● To do
Only the lines from the one containing "Convert this screenshot" through the end of the entries should be repeated, exactly as they appear, first and last included.
-- Start of Records supplied --
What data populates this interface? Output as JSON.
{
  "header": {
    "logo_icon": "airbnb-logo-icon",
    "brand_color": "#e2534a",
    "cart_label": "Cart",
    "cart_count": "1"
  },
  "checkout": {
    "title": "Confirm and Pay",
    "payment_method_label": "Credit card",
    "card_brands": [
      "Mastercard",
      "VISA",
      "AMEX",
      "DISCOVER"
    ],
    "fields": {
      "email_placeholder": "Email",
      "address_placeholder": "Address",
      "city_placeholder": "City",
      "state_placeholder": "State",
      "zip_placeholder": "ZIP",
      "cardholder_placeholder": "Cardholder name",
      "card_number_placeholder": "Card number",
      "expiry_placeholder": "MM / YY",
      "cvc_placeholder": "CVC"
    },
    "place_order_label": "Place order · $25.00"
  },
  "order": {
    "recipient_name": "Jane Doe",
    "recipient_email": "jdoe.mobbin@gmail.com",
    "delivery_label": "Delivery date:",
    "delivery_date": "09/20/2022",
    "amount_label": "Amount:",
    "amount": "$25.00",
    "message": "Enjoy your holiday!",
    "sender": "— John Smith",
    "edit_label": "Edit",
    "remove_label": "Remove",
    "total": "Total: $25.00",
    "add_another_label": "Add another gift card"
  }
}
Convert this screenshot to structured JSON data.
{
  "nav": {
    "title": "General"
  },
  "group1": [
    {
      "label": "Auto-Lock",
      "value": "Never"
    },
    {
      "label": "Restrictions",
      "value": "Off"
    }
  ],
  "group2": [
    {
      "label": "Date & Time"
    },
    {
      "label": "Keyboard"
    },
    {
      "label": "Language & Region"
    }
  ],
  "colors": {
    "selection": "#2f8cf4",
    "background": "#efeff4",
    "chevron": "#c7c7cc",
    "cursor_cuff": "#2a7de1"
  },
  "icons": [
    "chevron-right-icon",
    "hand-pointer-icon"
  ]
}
-- End of Records supplied --
● Output below
Convert this screenshot to structured JSON data.
{
  "nav": {
    "title": "General"
  },
  "group1": [
    {
      "label": "Auto-Lock",
      "value": "Never"
    },
    {
      "label": "Restrictions",
      "value": "Off"
    }
  ],
  "group2": [
    {
      "label": "Date & Time"
    },
    {
      "label": "Keyboard"
    },
    {
      "label": "Language & Region"
    }
  ],
  "colors": {
    "selection": "#2f8cf4",
    "background": "#efeff4",
    "chevron": "#c7c7cc",
    "cursor_cuff": "#2a7de1"
  },
  "icons": [
    "chevron-right-icon",
    "hand-pointer-icon"
  ]
}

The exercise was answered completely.